● **Records provided**
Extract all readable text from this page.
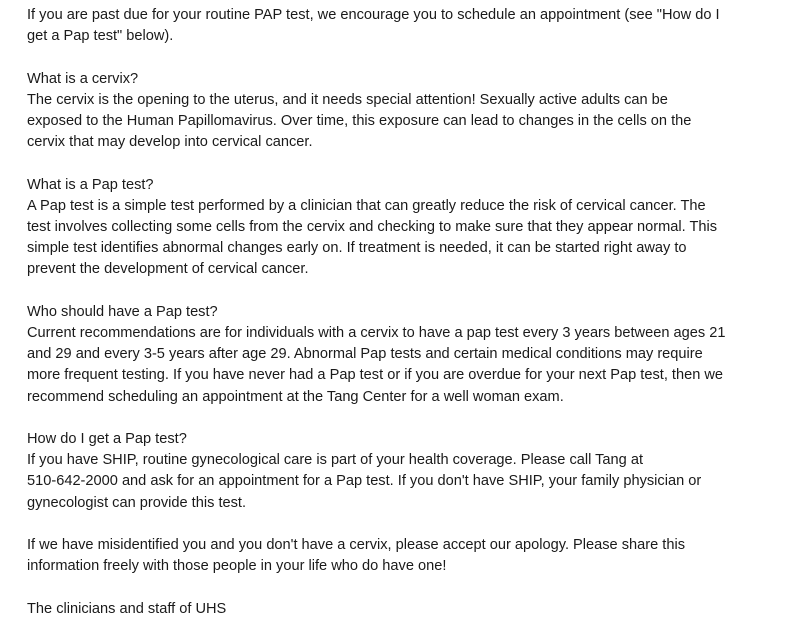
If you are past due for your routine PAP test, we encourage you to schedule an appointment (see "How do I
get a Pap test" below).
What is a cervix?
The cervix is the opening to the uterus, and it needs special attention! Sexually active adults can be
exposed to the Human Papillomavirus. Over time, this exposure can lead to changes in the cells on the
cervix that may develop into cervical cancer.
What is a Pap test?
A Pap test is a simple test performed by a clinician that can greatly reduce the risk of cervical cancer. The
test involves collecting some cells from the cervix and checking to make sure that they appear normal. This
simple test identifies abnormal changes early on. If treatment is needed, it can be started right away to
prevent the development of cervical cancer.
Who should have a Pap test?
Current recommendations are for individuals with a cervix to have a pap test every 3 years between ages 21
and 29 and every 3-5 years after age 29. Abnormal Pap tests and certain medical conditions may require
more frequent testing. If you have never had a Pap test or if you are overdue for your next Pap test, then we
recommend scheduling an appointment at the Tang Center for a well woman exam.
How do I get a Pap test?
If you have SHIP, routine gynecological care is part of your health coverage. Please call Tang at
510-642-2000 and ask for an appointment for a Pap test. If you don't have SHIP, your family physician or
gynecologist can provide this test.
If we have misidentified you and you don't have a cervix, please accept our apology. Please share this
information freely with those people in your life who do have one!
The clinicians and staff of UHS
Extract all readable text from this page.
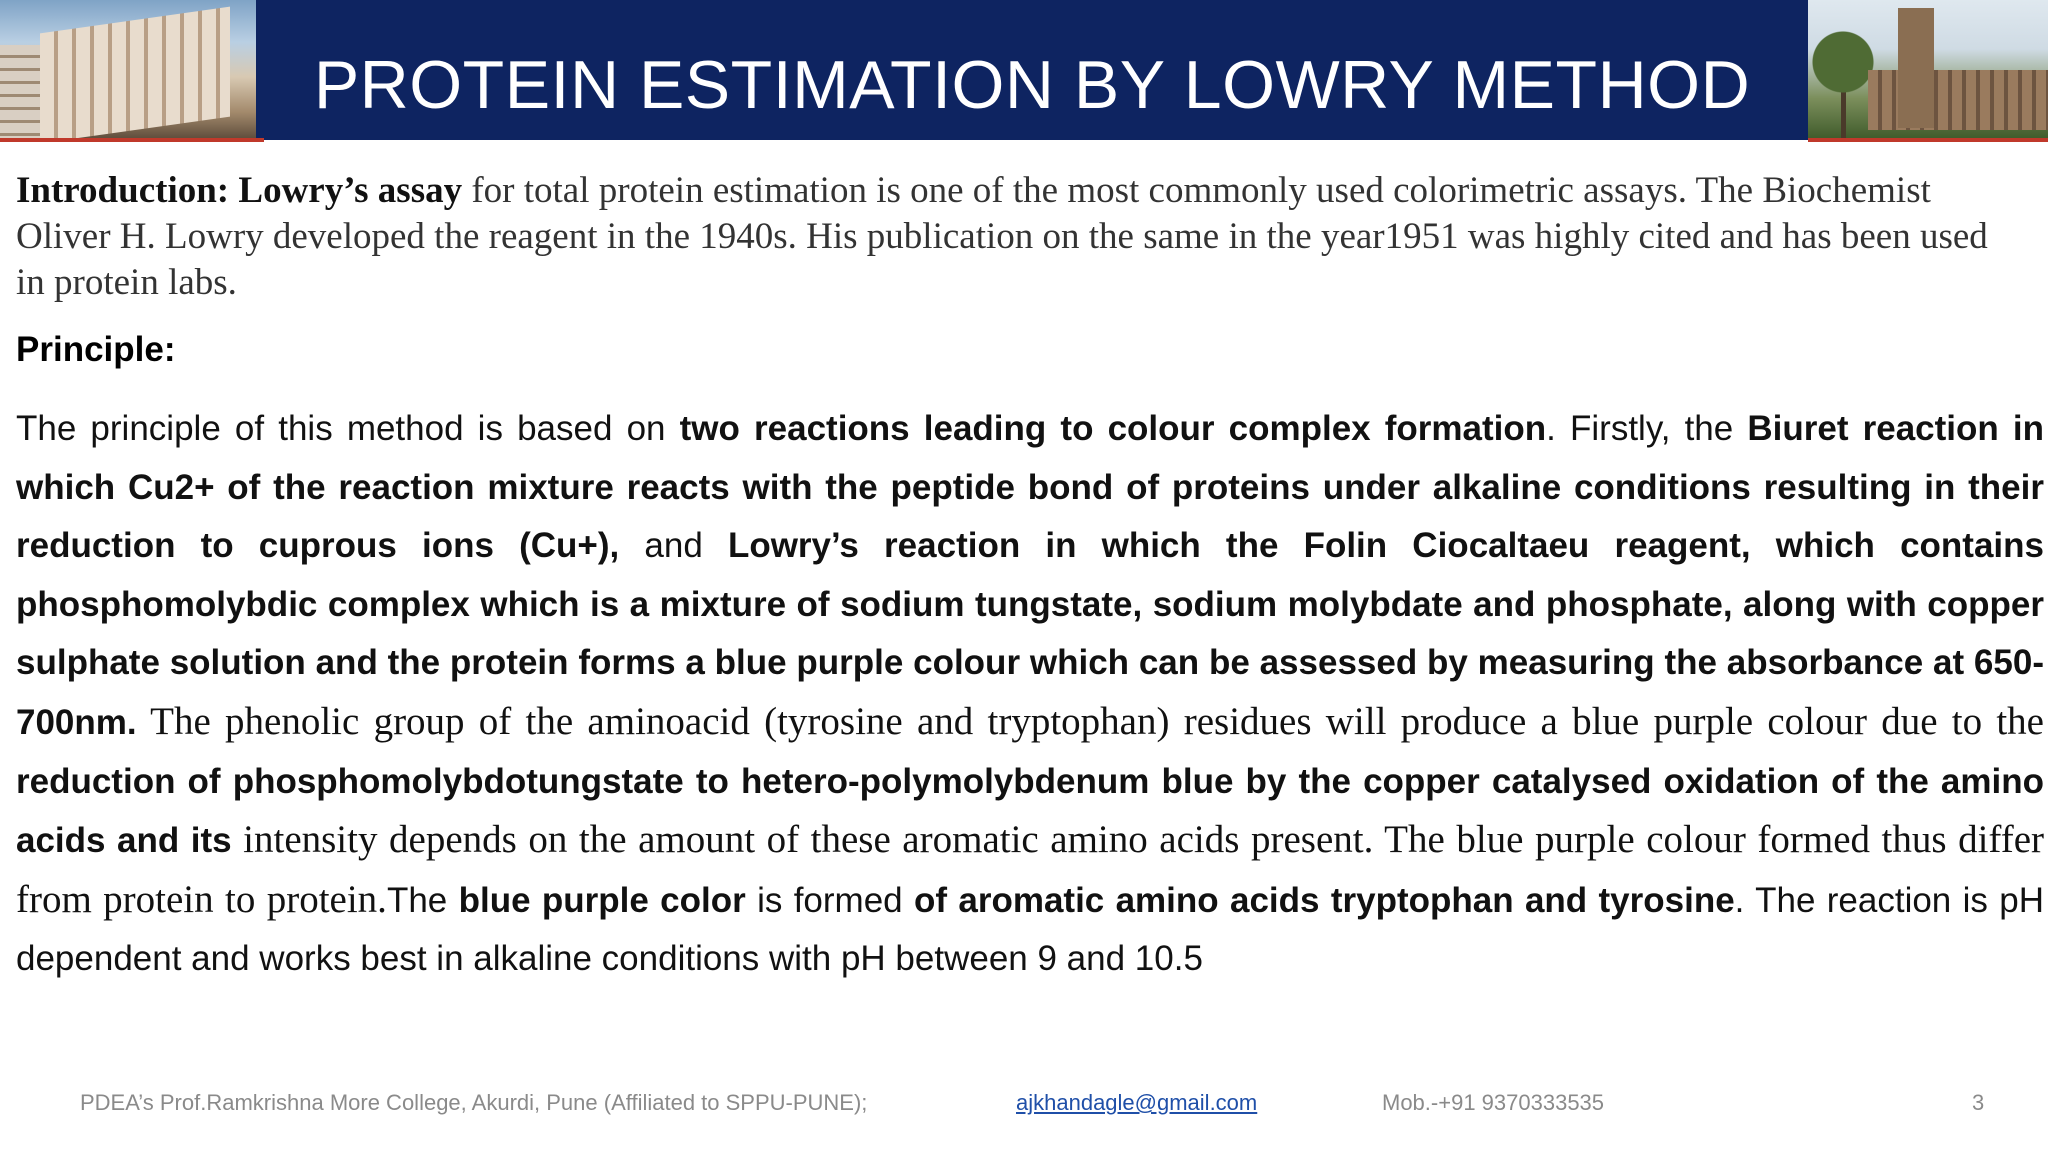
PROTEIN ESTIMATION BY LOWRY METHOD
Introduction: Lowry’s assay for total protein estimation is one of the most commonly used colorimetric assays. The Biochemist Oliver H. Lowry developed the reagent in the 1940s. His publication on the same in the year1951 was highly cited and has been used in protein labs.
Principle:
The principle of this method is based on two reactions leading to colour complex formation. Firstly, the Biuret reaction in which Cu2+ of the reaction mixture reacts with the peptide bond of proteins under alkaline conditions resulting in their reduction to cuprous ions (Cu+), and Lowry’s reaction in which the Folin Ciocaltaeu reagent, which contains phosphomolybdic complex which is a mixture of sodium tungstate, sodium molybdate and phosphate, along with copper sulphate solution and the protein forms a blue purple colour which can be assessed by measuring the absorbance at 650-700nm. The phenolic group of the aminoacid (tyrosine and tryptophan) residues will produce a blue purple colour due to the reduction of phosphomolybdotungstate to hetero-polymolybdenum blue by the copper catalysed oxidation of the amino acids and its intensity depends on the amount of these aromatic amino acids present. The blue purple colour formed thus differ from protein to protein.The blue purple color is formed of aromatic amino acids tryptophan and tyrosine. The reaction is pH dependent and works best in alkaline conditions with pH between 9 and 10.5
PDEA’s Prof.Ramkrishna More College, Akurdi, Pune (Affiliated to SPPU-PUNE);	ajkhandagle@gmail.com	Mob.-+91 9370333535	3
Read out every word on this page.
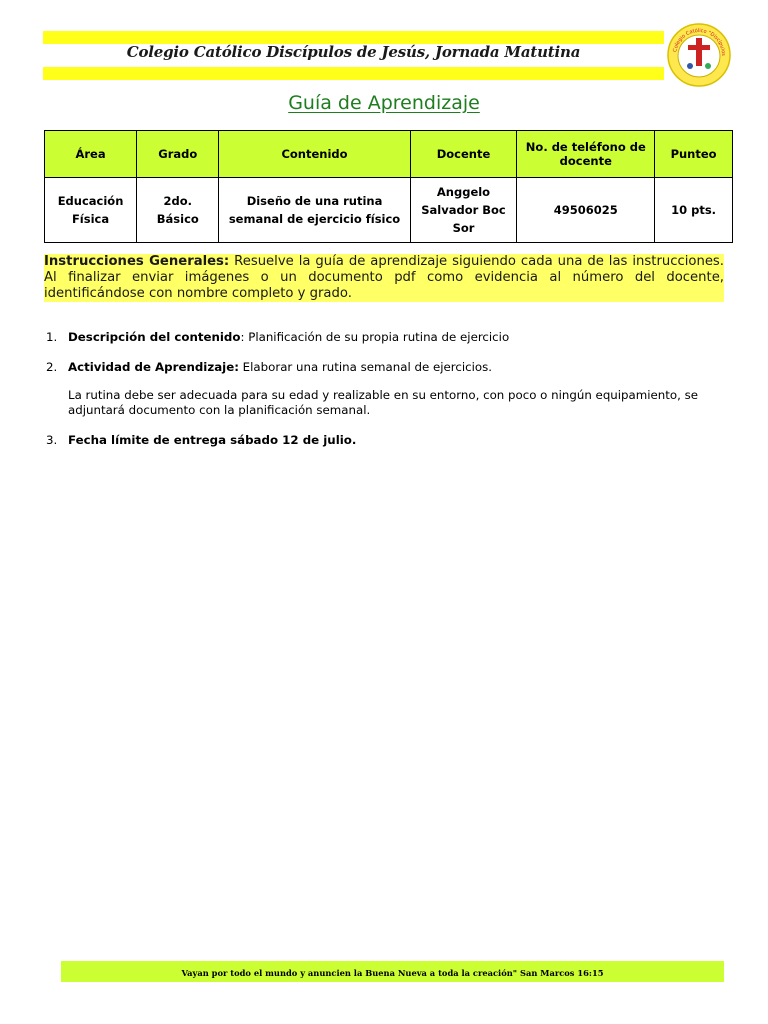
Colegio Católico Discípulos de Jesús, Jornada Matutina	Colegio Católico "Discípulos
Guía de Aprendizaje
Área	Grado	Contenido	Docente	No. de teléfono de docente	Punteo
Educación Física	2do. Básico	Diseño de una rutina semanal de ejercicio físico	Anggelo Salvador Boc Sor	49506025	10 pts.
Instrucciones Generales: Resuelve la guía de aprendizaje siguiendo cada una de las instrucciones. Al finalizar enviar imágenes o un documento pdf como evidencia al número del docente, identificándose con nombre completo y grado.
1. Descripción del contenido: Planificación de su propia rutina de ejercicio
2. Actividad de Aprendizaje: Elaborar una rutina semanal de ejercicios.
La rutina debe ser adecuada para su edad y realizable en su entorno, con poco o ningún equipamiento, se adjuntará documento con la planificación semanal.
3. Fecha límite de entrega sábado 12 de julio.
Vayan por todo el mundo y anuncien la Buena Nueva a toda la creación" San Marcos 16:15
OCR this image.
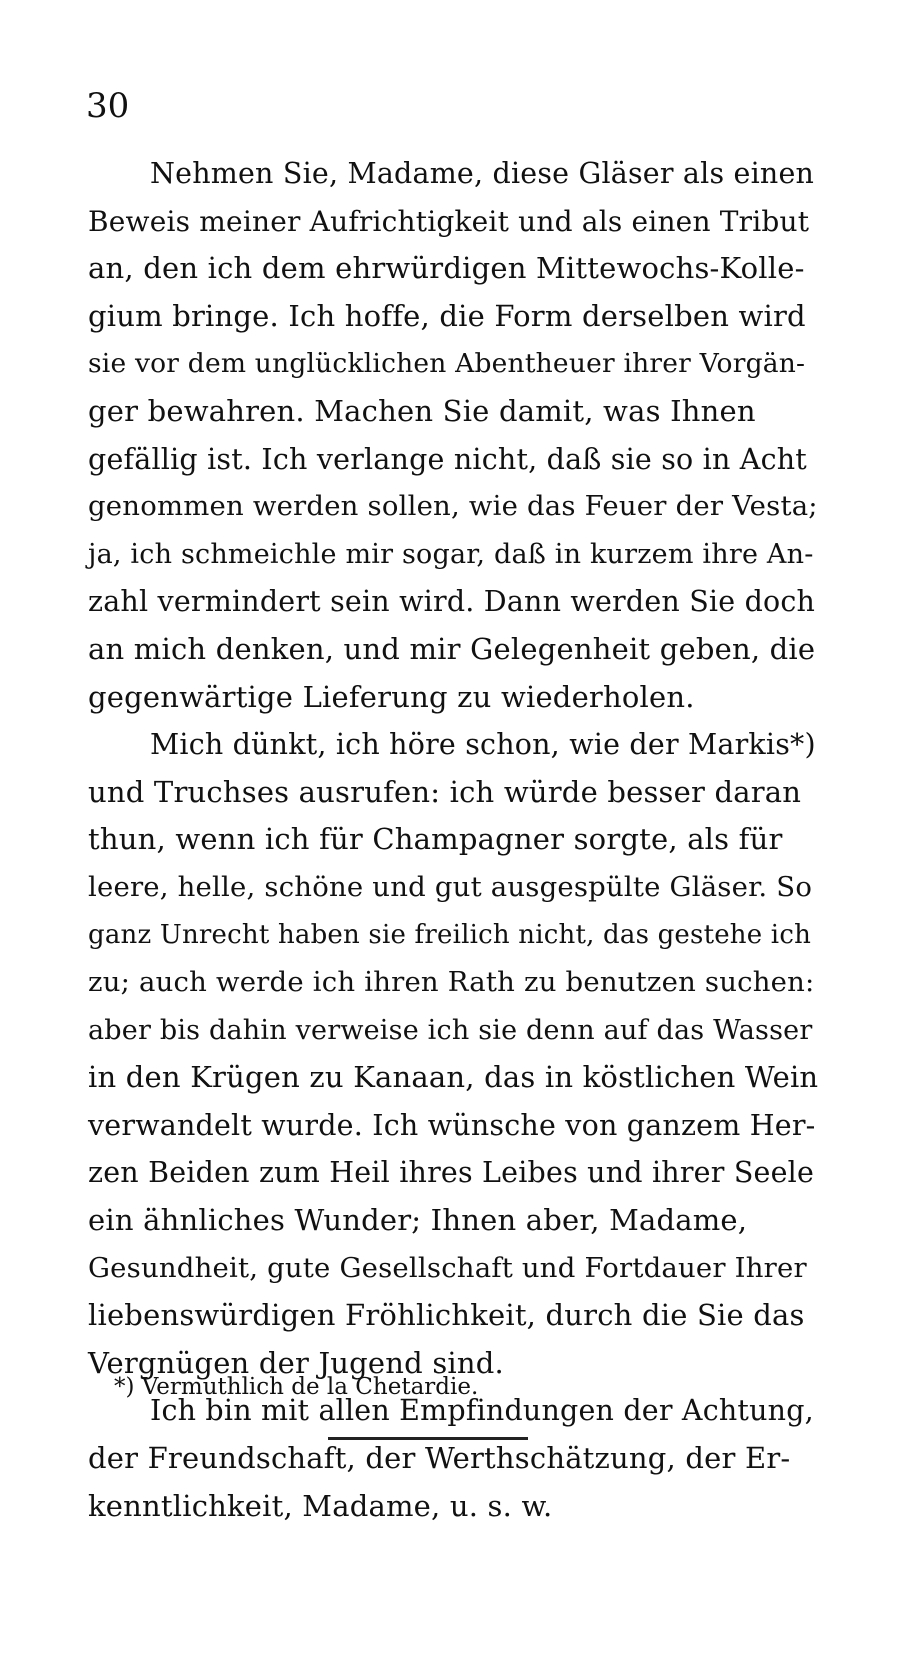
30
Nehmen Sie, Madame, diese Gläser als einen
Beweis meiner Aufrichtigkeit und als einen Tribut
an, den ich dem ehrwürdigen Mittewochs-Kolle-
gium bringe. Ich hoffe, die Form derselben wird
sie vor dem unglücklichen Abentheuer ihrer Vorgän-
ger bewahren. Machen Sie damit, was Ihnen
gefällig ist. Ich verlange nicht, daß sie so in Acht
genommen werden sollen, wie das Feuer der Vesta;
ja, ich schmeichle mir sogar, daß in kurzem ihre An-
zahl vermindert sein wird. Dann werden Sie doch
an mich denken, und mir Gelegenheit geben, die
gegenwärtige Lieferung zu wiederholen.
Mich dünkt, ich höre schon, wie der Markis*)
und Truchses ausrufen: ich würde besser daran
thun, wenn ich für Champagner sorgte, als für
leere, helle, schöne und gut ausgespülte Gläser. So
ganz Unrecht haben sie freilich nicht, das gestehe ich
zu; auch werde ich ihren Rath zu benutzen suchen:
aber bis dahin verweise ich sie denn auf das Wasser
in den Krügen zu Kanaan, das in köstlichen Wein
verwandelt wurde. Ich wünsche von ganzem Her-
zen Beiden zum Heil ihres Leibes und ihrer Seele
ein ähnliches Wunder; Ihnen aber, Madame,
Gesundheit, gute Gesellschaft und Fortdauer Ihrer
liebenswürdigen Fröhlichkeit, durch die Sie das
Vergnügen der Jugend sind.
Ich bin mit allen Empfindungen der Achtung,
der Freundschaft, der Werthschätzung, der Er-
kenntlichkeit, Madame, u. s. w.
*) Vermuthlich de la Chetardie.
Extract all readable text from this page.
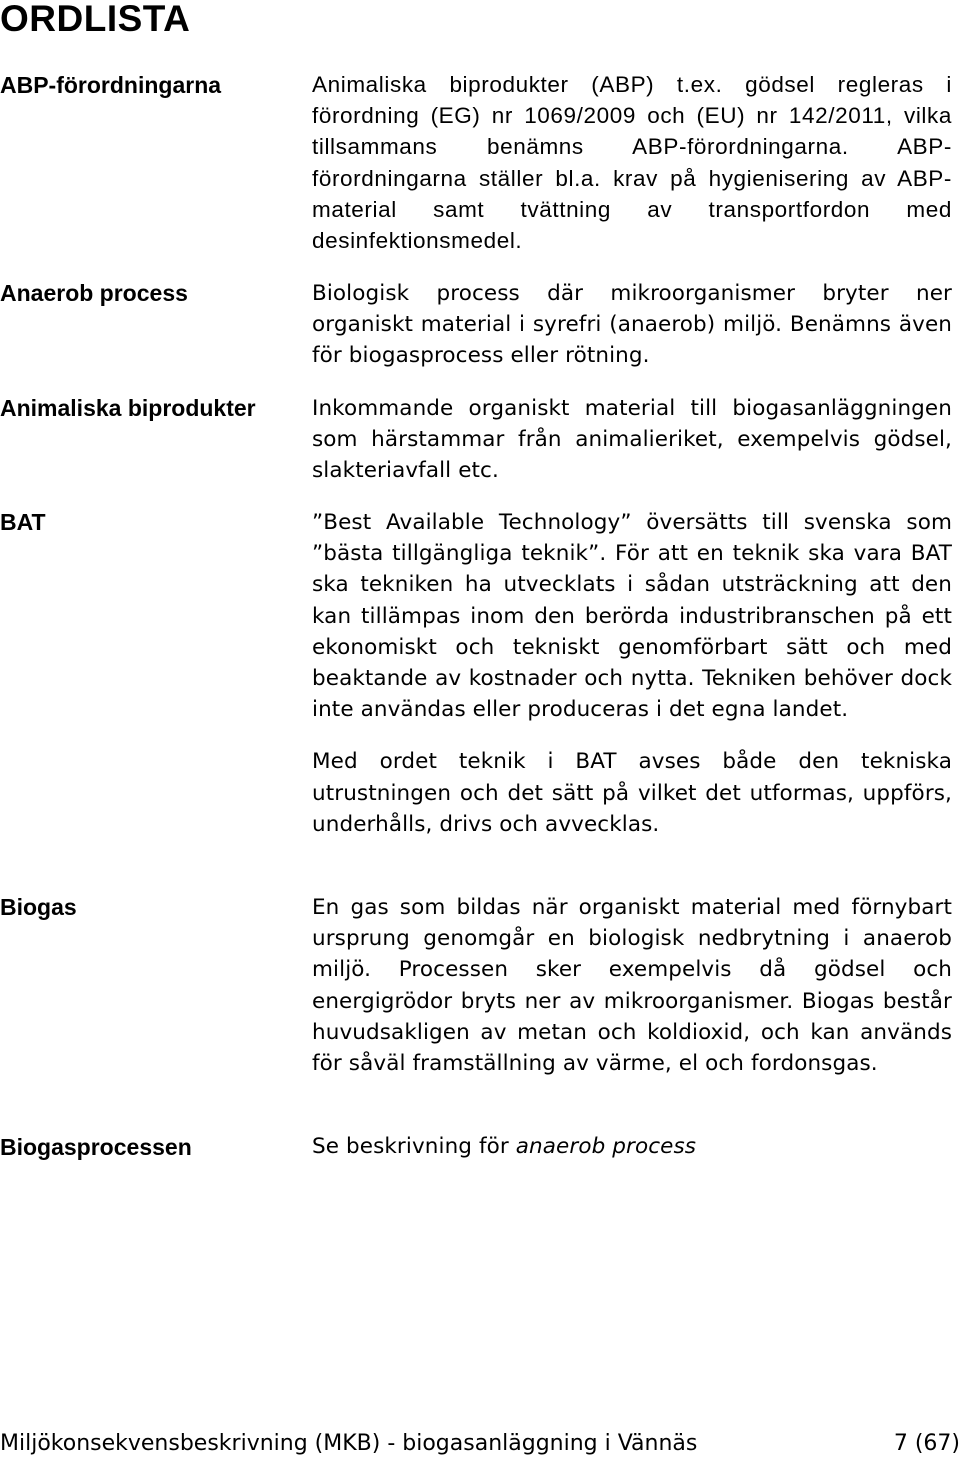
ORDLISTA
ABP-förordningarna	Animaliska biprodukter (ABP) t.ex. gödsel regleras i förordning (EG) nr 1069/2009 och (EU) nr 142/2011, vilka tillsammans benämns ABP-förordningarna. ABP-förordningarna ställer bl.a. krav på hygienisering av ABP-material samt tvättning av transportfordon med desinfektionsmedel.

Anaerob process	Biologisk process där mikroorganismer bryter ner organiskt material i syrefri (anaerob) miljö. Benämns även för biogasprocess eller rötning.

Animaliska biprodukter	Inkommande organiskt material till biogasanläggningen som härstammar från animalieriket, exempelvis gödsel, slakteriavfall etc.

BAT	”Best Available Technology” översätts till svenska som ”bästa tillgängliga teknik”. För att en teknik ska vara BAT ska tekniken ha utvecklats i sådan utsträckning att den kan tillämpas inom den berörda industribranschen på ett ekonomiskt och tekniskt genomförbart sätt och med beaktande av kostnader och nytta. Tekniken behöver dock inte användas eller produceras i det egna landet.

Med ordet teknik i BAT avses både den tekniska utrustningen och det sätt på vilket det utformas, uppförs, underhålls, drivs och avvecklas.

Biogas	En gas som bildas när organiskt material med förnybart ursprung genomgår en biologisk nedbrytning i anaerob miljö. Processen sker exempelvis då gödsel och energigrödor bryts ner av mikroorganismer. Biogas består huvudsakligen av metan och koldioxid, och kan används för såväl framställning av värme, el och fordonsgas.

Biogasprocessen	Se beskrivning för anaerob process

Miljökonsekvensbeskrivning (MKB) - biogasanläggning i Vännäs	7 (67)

● **Problem details**
Reply with nothing but a number. State how many lines in the records hold the word "simple".

● **Answer**
2